Written request: Output all the data exactly. Pictures do not belong in the copy.

Records provided:
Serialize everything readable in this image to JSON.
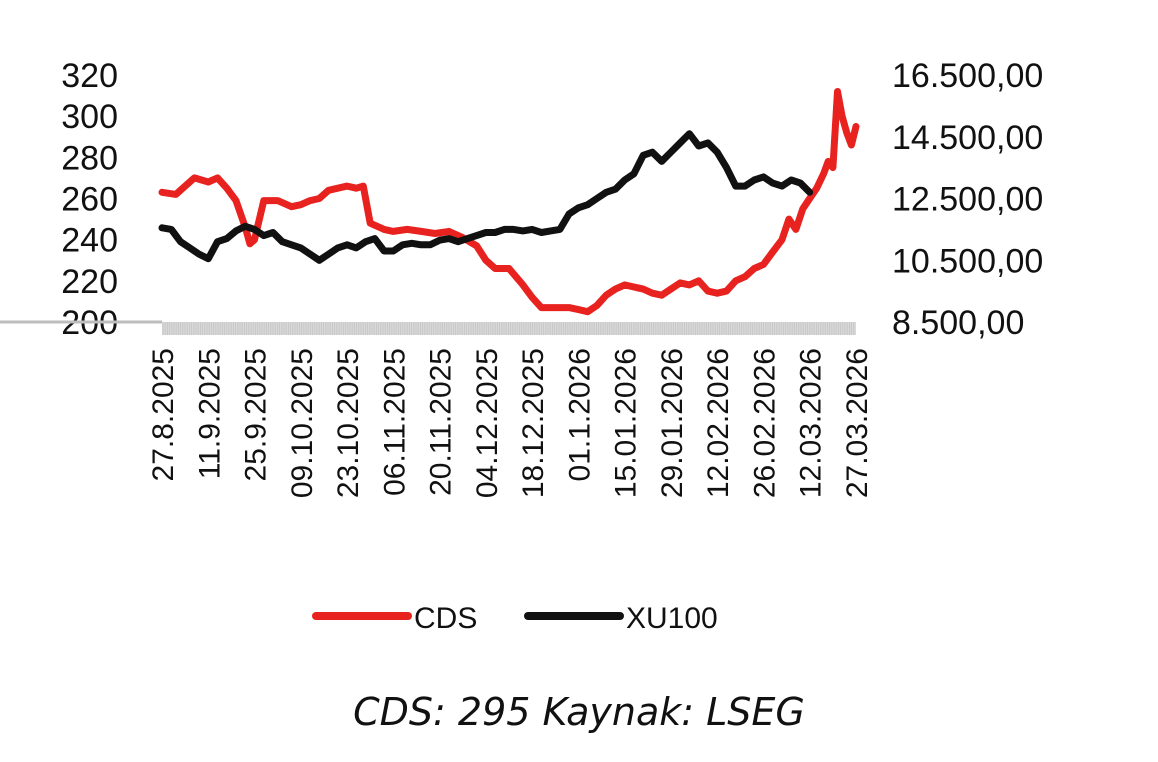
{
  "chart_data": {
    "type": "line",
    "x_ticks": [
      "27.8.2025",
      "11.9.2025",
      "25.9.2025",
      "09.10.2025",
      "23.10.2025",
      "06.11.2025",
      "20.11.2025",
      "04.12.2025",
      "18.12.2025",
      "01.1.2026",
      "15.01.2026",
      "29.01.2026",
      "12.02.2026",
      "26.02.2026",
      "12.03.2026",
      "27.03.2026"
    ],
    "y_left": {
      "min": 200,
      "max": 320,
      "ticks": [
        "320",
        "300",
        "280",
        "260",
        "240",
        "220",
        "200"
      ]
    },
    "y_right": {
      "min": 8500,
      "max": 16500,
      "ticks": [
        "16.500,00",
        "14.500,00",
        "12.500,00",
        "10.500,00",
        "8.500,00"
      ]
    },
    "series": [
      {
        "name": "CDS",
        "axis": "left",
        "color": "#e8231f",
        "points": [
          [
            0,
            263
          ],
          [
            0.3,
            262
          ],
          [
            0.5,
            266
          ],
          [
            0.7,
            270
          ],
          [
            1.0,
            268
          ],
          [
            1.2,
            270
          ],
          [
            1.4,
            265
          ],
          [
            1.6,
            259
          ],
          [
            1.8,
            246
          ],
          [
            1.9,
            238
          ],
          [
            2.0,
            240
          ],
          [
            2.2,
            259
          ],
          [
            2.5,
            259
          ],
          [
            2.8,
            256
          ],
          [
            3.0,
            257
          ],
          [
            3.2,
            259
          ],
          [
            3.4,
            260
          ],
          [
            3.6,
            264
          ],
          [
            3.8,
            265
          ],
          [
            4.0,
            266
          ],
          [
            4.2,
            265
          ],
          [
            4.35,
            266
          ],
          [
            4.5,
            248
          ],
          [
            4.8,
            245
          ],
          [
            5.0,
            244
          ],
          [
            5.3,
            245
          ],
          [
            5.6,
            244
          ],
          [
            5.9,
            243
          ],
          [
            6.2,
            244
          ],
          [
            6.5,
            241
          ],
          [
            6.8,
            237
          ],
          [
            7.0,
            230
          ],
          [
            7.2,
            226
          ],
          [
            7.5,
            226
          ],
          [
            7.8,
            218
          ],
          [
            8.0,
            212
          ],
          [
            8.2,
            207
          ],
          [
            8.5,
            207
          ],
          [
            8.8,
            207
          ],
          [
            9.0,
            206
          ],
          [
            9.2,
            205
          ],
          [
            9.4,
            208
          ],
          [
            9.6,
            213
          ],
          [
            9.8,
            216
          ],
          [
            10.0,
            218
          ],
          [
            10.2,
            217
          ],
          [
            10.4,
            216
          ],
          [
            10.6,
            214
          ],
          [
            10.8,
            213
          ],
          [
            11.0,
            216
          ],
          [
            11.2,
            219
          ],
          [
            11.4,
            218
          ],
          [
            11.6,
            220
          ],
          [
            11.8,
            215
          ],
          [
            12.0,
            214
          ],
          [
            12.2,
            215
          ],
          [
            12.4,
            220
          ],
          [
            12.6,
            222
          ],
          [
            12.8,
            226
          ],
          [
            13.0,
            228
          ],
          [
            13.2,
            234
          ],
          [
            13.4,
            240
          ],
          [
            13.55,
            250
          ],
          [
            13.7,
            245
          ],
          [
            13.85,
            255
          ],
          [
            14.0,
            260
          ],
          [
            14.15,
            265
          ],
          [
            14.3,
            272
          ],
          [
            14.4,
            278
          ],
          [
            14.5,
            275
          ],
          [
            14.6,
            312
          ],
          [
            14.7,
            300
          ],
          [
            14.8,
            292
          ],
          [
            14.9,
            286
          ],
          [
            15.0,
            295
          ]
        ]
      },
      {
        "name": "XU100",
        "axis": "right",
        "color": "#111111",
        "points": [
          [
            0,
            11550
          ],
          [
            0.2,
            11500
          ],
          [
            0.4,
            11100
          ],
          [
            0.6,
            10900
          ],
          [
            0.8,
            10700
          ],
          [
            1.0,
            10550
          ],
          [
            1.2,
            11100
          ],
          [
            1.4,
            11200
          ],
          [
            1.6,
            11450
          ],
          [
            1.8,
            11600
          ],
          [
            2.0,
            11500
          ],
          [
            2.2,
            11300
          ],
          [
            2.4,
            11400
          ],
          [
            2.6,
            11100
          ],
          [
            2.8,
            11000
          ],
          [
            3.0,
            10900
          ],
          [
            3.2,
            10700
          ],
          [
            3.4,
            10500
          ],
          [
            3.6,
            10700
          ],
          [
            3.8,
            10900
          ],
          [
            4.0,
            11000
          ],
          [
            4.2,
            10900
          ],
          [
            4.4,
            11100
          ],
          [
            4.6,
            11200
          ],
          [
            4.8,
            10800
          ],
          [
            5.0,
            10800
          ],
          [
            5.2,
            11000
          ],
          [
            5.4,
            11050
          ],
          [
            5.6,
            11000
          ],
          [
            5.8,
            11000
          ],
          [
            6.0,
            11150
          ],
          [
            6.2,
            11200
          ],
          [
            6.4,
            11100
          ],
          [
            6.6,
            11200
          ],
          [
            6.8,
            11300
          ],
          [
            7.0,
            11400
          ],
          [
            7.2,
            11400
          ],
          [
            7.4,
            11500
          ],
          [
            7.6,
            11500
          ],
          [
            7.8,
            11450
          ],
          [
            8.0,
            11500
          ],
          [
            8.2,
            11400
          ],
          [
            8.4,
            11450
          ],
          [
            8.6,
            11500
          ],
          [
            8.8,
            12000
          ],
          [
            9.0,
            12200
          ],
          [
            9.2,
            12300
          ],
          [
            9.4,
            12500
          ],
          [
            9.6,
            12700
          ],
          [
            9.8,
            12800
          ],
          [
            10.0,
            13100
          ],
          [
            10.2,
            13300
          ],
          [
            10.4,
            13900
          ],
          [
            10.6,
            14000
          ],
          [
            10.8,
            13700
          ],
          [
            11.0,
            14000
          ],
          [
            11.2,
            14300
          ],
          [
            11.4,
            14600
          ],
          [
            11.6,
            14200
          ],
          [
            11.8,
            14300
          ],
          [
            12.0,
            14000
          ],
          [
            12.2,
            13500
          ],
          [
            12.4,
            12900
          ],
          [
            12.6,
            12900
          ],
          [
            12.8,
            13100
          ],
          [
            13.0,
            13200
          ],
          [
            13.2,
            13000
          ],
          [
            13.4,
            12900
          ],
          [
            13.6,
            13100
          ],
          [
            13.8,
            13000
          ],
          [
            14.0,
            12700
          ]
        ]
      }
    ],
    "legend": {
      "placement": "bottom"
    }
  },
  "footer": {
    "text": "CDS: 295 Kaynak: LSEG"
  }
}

Result of this exercise:
Serialize everything readable in this image to JSON.
{
  "chart_data": {
    "type": "line",
    "x_ticks": [
      "27.8.2025",
      "11.9.2025",
      "25.9.2025",
      "09.10.2025",
      "23.10.2025",
      "06.11.2025",
      "20.11.2025",
      "04.12.2025",
      "18.12.2025",
      "01.1.2026",
      "15.01.2026",
      "29.01.2026",
      "12.02.2026",
      "26.02.2026",
      "12.03.2026",
      "27.03.2026"
    ],
    "y_left": {
      "min": 200,
      "max": 320,
      "ticks": [
        "320",
        "300",
        "280",
        "260",
        "240",
        "220",
        "200"
      ]
    },
    "y_right": {
      "min": 8500,
      "max": 16500,
      "ticks": [
        "16.500,00",
        "14.500,00",
        "12.500,00",
        "10.500,00",
        "8.500,00"
      ]
    },
    "series": [
      {
        "name": "CDS",
        "axis": "left",
        "color": "#e8231f",
        "points": [
          [
            0,
            263
          ],
          [
            0.3,
            262
          ],
          [
            0.5,
            266
          ],
          [
            0.7,
            270
          ],
          [
            1.0,
            268
          ],
          [
            1.2,
            270
          ],
          [
            1.4,
            265
          ],
          [
            1.6,
            259
          ],
          [
            1.8,
            246
          ],
          [
            1.9,
            238
          ],
          [
            2.0,
            240
          ],
          [
            2.2,
            259
          ],
          [
            2.5,
            259
          ],
          [
            2.8,
            256
          ],
          [
            3.0,
            257
          ],
          [
            3.2,
            259
          ],
          [
            3.4,
            260
          ],
          [
            3.6,
            264
          ],
          [
            3.8,
            265
          ],
          [
            4.0,
            266
          ],
          [
            4.2,
            265
          ],
          [
            4.35,
            266
          ],
          [
            4.5,
            248
          ],
          [
            4.8,
            245
          ],
          [
            5.0,
            244
          ],
          [
            5.3,
            245
          ],
          [
            5.6,
            244
          ],
          [
            5.9,
            243
          ],
          [
            6.2,
            244
          ],
          [
            6.5,
            241
          ],
          [
            6.8,
            237
          ],
          [
            7.0,
            230
          ],
          [
            7.2,
            226
          ],
          [
            7.5,
            226
          ],
          [
            7.8,
            218
          ],
          [
            8.0,
            212
          ],
          [
            8.2,
            207
          ],
          [
            8.5,
            207
          ],
          [
            8.8,
            207
          ],
          [
            9.0,
            206
          ],
          [
            9.2,
            205
          ],
          [
            9.4,
            208
          ],
          [
            9.6,
            213
          ],
          [
            9.8,
            216
          ],
          [
            10.0,
            218
          ],
          [
            10.2,
            217
          ],
          [
            10.4,
            216
          ],
          [
            10.6,
            214
          ],
          [
            10.8,
            213
          ],
          [
            11.0,
            216
          ],
          [
            11.2,
            219
          ],
          [
            11.4,
            218
          ],
          [
            11.6,
            220
          ],
          [
            11.8,
            215
          ],
          [
            12.0,
            214
          ],
          [
            12.2,
            215
          ],
          [
            12.4,
            220
          ],
          [
            12.6,
            222
          ],
          [
            12.8,
            226
          ],
          [
            13.0,
            228
          ],
          [
            13.2,
            234
          ],
          [
            13.4,
            240
          ],
          [
            13.55,
            250
          ],
          [
            13.7,
            245
          ],
          [
            13.85,
            255
          ],
          [
            14.0,
            260
          ],
          [
            14.15,
            265
          ],
          [
            14.3,
            272
          ],
          [
            14.4,
            278
          ],
          [
            14.5,
            275
          ],
          [
            14.6,
            312
          ],
          [
            14.7,
            300
          ],
          [
            14.8,
            292
          ],
          [
            14.9,
            286
          ],
          [
            15.0,
            295
          ]
        ]
      },
      {
        "name": "XU100",
        "axis": "right",
        "color": "#111111",
        "points": [
          [
            0,
            11550
          ],
          [
            0.2,
            11500
          ],
          [
            0.4,
            11100
          ],
          [
            0.6,
            10900
          ],
          [
            0.8,
            10700
          ],
          [
            1.0,
            10550
          ],
          [
            1.2,
            11100
          ],
          [
            1.4,
            11200
          ],
          [
            1.6,
            11450
          ],
          [
            1.8,
            11600
          ],
          [
            2.0,
            11500
          ],
          [
            2.2,
            11300
          ],
          [
            2.4,
            11400
          ],
          [
            2.6,
            11100
          ],
          [
            2.8,
            11000
          ],
          [
            3.0,
            10900
          ],
          [
            3.2,
            10700
          ],
          [
            3.4,
            10500
          ],
          [
            3.6,
            10700
          ],
          [
            3.8,
            10900
          ],
          [
            4.0,
            11000
          ],
          [
            4.2,
            10900
          ],
          [
            4.4,
            11100
          ],
          [
            4.6,
            11200
          ],
          [
            4.8,
            10800
          ],
          [
            5.0,
            10800
          ],
          [
            5.2,
            11000
          ],
          [
            5.4,
            11050
          ],
          [
            5.6,
            11000
          ],
          [
            5.8,
            11000
          ],
          [
            6.0,
            11150
          ],
          [
            6.2,
            11200
          ],
          [
            6.4,
            11100
          ],
          [
            6.6,
            11200
          ],
          [
            6.8,
            11300
          ],
          [
            7.0,
            11400
          ],
          [
            7.2,
            11400
          ],
          [
            7.4,
            11500
          ],
          [
            7.6,
            11500
          ],
          [
            7.8,
            11450
          ],
          [
            8.0,
            11500
          ],
          [
            8.2,
            11400
          ],
          [
            8.4,
            11450
          ],
          [
            8.6,
            11500
          ],
          [
            8.8,
            12000
          ],
          [
            9.0,
            12200
          ],
          [
            9.2,
            12300
          ],
          [
            9.4,
            12500
          ],
          [
            9.6,
            12700
          ],
          [
            9.8,
            12800
          ],
          [
            10.0,
            13100
          ],
          [
            10.2,
            13300
          ],
          [
            10.4,
            13900
          ],
          [
            10.6,
            14000
          ],
          [
            10.8,
            13700
          ],
          [
            11.0,
            14000
          ],
          [
            11.2,
            14300
          ],
          [
            11.4,
            14600
          ],
          [
            11.6,
            14200
          ],
          [
            11.8,
            14300
          ],
          [
            12.0,
            14000
          ],
          [
            12.2,
            13500
          ],
          [
            12.4,
            12900
          ],
          [
            12.6,
            12900
          ],
          [
            12.8,
            13100
          ],
          [
            13.0,
            13200
          ],
          [
            13.2,
            13000
          ],
          [
            13.4,
            12900
          ],
          [
            13.6,
            13100
          ],
          [
            13.8,
            13000
          ],
          [
            14.0,
            12700
          ]
        ]
      }
    ],
    "legend": {
      "placement": "bottom"
    }
  },
  "footer": {
    "text": "CDS: 295 Kaynak: LSEG"
  }
}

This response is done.